→ **Problem to solve**:
Beginning with the line where "Transcribe the text in this document." appears, restate the lines word for word through the last one in the listing.

— Begin Task material —

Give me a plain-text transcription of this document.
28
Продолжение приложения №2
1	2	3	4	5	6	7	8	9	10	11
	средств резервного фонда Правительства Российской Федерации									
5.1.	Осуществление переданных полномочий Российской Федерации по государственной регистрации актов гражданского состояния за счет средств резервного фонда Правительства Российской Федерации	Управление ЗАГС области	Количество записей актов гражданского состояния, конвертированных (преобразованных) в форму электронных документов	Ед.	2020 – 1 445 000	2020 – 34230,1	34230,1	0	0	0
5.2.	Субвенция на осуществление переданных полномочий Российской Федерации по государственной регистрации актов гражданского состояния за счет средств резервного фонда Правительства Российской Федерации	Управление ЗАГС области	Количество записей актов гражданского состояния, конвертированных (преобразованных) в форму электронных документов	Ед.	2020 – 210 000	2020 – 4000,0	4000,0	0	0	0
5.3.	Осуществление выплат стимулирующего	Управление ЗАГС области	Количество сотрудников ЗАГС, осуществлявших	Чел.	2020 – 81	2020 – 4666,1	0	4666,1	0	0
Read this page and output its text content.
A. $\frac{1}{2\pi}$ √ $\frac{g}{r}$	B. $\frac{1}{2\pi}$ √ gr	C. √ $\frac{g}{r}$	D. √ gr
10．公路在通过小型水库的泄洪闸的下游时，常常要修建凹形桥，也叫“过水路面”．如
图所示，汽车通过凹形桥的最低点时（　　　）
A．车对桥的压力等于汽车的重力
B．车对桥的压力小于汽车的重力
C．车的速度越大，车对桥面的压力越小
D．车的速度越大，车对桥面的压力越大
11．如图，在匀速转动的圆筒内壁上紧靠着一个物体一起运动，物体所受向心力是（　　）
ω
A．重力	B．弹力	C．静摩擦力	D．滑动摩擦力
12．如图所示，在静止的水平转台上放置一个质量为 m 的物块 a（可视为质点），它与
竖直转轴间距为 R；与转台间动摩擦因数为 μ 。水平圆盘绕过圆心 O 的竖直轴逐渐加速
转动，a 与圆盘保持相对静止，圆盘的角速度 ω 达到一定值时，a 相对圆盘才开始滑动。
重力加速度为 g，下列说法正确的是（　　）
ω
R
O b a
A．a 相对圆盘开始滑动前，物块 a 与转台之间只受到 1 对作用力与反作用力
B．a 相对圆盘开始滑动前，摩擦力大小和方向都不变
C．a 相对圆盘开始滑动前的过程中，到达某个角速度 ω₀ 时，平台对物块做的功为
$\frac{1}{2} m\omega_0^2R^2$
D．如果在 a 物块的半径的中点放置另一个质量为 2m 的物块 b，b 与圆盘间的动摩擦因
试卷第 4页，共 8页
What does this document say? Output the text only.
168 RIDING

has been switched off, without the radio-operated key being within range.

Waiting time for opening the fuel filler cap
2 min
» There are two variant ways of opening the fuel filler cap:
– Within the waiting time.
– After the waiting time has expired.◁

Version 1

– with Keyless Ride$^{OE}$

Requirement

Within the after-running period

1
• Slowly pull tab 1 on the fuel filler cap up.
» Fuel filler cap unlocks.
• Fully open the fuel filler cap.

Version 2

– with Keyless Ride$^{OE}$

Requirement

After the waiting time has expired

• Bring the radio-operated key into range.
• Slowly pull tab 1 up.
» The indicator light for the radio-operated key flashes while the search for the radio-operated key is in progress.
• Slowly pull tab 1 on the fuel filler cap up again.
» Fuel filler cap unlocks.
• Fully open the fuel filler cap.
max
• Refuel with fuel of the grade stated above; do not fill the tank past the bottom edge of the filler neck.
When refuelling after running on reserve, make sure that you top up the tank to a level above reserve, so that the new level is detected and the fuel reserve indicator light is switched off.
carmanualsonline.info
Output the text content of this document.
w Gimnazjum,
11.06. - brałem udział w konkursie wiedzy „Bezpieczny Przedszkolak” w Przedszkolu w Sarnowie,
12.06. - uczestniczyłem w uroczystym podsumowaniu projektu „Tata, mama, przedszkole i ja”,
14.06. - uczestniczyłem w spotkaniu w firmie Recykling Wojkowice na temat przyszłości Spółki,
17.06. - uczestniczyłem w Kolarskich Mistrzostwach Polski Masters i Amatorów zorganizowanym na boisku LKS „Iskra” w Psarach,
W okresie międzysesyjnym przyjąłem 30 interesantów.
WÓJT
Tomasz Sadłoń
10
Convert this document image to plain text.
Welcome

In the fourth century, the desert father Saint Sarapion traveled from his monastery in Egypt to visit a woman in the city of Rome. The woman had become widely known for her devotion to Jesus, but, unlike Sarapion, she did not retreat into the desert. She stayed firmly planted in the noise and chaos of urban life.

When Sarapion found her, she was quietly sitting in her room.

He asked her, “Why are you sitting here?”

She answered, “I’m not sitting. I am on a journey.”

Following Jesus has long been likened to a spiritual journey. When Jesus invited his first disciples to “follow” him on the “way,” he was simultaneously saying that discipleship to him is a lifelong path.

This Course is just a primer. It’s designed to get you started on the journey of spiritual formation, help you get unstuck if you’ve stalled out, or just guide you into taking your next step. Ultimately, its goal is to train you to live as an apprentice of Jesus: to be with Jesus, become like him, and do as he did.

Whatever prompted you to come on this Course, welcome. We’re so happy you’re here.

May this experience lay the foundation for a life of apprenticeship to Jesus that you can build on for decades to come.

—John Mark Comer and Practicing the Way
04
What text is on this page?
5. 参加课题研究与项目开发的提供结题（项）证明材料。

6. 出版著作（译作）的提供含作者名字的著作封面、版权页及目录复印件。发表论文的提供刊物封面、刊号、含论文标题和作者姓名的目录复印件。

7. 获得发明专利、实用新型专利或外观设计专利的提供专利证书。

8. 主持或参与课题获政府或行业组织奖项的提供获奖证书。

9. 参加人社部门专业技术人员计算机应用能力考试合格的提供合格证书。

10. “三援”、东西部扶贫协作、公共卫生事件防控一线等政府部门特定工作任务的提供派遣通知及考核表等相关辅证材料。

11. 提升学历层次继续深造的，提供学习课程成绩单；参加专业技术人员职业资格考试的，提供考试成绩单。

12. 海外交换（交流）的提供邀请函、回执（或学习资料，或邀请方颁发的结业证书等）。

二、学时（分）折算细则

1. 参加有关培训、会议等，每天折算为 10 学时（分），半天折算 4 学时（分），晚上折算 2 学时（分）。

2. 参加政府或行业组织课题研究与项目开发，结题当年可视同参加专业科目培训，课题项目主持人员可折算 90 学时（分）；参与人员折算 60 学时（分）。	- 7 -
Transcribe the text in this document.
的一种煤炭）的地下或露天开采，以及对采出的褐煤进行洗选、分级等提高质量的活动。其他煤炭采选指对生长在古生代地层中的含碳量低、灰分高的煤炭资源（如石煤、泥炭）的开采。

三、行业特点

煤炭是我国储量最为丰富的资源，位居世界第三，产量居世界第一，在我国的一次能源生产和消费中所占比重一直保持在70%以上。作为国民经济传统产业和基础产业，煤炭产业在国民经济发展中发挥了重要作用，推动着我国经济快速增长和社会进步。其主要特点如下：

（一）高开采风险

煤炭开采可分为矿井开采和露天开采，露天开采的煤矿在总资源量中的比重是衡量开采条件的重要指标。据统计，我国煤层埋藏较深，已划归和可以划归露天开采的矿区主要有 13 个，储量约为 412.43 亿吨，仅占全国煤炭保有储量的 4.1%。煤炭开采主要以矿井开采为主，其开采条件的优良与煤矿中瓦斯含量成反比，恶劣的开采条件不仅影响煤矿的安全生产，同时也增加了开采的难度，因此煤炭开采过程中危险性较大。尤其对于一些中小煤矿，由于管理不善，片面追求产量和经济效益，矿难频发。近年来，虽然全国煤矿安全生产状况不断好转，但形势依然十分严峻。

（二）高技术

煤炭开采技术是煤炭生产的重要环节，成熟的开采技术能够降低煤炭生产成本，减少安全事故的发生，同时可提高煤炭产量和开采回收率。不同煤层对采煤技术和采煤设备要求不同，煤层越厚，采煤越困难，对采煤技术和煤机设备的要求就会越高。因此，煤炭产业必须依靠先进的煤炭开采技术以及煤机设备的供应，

— End Task material —

→ **Written response**:
Transcribe the text in this document.
的一种煤炭）的地下或露天开采，以及对采出的褐煤进行洗选、分级等提高质量的活动。其他煤炭采选指对生长在古生代地层中的含碳量低、灰分高的煤炭资源（如石煤、泥炭）的开采。

三、行业特点

煤炭是我国储量最为丰富的资源，位居世界第三，产量居世界第一，在我国的一次能源生产和消费中所占比重一直保持在70%以上。作为国民经济传统产业和基础产业，煤炭产业在国民经济发展中发挥了重要作用，推动着我国经济快速增长和社会进步。其主要特点如下：

（一）高开采风险

煤炭开采可分为矿井开采和露天开采，露天开采的煤矿在总资源量中的比重是衡量开采条件的重要指标。据统计，我国煤层埋藏较深，已划归和可以划归露天开采的矿区主要有 13 个，储量约为 412.43 亿吨，仅占全国煤炭保有储量的 4.1%。煤炭开采主要以矿井开采为主，其开采条件的优良与煤矿中瓦斯含量成反比，恶劣的开采条件不仅影响煤矿的安全生产，同时也增加了开采的难度，因此煤炭开采过程中危险性较大。尤其对于一些中小煤矿，由于管理不善，片面追求产量和经济效益，矿难频发。近年来，虽然全国煤矿安全生产状况不断好转，但形势依然十分严峻。

（二）高技术

煤炭开采技术是煤炭生产的重要环节，成熟的开采技术能够降低煤炭生产成本，减少安全事故的发生，同时可提高煤炭产量和开采回收率。不同煤层对采煤技术和采煤设备要求不同，煤层越厚，采煤越困难，对采煤技术和煤机设备的要求就会越高。因此，煤炭产业必须依靠先进的煤炭开采技术以及煤机设备的供应，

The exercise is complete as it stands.